▸ **TASK INSTRUCTIONS**: Rewrite the listing below, changing every "annotation-line" to "summary-line" and keeping everything else the same.
— Start EXTRACTED ENTRIES —
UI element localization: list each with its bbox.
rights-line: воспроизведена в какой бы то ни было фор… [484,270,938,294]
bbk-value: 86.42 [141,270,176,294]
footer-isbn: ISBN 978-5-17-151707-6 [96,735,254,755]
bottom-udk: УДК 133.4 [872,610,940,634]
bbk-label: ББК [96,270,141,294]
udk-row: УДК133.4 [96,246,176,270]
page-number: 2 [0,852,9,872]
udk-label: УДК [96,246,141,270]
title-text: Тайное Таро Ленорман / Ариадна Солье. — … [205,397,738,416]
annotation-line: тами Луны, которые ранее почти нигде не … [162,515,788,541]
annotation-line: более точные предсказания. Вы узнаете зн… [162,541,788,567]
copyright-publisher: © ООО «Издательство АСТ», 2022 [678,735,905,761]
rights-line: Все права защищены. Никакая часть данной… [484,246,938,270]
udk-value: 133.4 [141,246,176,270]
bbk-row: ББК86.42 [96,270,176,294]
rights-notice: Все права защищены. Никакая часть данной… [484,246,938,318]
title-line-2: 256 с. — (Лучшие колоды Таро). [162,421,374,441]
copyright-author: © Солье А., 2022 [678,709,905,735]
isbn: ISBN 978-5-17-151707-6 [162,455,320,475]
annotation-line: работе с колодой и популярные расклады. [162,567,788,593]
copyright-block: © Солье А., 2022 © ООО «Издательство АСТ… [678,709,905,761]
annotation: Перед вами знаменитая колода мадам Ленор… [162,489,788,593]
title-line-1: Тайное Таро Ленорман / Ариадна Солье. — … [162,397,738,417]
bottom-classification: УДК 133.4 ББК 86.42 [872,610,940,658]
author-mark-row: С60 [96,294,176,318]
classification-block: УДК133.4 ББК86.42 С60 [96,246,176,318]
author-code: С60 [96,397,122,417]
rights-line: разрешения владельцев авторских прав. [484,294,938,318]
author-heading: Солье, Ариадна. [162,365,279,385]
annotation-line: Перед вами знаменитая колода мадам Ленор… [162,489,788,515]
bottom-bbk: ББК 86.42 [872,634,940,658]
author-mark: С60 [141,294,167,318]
— End EXTRACTED ENTRIES —
▸ **COMPLETED TASK**:
UI element localization: list each with its bbox.
rights-line: воспроизведена в какой бы то ни было фор… [484,270,938,294]
bbk-value: 86.42 [141,270,176,294]
footer-isbn: ISBN 978-5-17-151707-6 [96,735,254,755]
bottom-udk: УДК 133.4 [872,610,940,634]
bbk-label: ББК [96,270,141,294]
udk-row: УДК133.4 [96,246,176,270]
page-number: 2 [0,852,9,872]
udk-label: УДК [96,246,141,270]
title-text: Тайное Таро Ленорман / Ариадна Солье. — … [205,397,738,416]
summary-line: тами Луны, которые ранее почти нигде не … [162,515,788,541]
summary-line: более точные предсказания. Вы узнаете зн… [162,541,788,567]
copyright-publisher: © ООО «Издательство АСТ», 2022 [678,735,905,761]
rights-line: Все права защищены. Никакая часть данной… [484,246,938,270]
udk-value: 133.4 [141,246,176,270]
bbk-row: ББК86.42 [96,270,176,294]
rights-notice: Все права защищены. Никакая часть данной… [484,246,938,318]
title-line-2: 256 с. — (Лучшие колоды Таро). [162,421,374,441]
copyright-author: © Солье А., 2022 [678,709,905,735]
isbn: ISBN 978-5-17-151707-6 [162,455,320,475]
summary-line: работе с колодой и популярные расклады. [162,567,788,593]
copyright-block: © Солье А., 2022 © ООО «Издательство АСТ… [678,709,905,761]
annotation: Перед вами знаменитая колода мадам Ленор… [162,489,788,593]
title-line-1: Тайное Таро Ленорман / Ариадна Солье. — … [162,397,738,417]
bottom-classification: УДК 133.4 ББК 86.42 [872,610,940,658]
author-mark-row: С60 [96,294,176,318]
classification-block: УДК133.4 ББК86.42 С60 [96,246,176,318]
author-code: С60 [96,397,122,417]
rights-line: разрешения владельцев авторских прав. [484,294,938,318]
author-heading: Солье, Ариадна. [162,365,279,385]
summary-line: Перед вами знаменитая колода мадам Ленор… [162,489,788,515]
bottom-bbk: ББК 86.42 [872,634,940,658]
author-mark: С60 [141,294,167,318]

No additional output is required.